Select and copy out every line in the records containing "Taux".

Dataset entries on figures:
^^^^^^^^

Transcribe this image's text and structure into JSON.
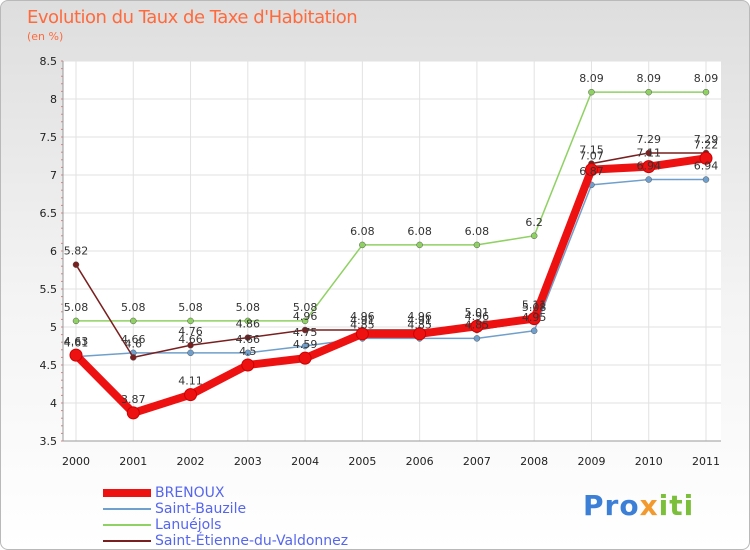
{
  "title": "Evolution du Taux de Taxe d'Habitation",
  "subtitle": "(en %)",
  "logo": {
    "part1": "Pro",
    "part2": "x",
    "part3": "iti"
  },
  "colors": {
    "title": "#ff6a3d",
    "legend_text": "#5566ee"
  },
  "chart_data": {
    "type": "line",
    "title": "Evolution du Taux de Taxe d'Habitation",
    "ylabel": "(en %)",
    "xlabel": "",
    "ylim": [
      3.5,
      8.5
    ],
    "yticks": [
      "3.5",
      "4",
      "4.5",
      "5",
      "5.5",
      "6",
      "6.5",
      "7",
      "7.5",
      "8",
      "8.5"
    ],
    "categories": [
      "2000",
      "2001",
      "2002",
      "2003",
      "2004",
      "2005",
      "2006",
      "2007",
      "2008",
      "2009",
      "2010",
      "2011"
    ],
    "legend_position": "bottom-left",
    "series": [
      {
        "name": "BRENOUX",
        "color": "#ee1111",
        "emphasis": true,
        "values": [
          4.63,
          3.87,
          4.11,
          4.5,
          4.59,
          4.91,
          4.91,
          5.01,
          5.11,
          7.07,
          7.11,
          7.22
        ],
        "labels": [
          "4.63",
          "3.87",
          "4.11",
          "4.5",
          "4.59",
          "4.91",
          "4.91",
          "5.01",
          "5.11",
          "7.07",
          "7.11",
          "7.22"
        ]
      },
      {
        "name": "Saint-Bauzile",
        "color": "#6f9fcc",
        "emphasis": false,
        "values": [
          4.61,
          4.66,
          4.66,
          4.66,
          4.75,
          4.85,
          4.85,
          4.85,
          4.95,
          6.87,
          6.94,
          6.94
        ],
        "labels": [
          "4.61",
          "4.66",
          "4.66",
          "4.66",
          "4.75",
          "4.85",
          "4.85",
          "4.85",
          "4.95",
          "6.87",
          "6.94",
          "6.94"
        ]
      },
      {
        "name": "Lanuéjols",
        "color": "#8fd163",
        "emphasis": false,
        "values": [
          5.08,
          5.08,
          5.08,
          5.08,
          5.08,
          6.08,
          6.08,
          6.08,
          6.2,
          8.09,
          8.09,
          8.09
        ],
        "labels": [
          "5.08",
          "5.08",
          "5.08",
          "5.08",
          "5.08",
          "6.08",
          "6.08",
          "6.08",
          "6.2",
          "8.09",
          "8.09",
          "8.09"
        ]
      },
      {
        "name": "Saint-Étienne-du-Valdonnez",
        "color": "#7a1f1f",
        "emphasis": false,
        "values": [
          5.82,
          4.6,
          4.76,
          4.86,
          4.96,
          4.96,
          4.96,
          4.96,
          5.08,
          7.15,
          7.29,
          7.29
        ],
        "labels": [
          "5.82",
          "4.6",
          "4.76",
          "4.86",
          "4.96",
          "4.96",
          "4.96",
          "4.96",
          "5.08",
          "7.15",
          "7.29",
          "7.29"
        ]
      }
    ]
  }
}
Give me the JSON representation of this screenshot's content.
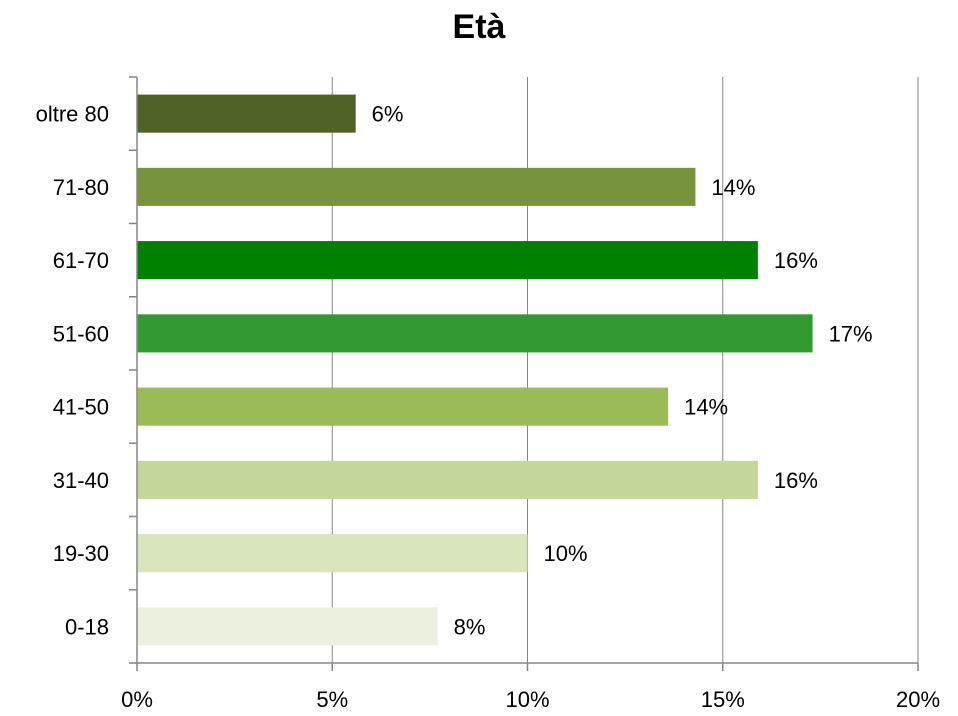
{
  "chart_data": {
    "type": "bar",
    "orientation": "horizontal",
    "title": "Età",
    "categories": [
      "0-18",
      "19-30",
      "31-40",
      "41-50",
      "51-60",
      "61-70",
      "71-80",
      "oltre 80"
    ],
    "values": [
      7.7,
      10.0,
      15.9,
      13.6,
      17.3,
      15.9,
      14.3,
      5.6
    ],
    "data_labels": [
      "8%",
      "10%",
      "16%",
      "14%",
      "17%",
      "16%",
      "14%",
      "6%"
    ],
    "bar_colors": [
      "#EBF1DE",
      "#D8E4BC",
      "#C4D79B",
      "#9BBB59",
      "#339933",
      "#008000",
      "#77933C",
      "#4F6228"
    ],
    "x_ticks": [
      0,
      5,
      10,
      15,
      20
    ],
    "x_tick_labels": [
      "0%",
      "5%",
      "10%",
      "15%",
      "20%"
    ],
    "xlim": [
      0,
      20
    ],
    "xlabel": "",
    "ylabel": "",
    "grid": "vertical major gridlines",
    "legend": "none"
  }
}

^^^^^^^^

- THE RESULT:
  "title": "Evolution du Taux de Taxe d'Habitation",
    "title": "Evolution du Taux de Taxe d'Habitation",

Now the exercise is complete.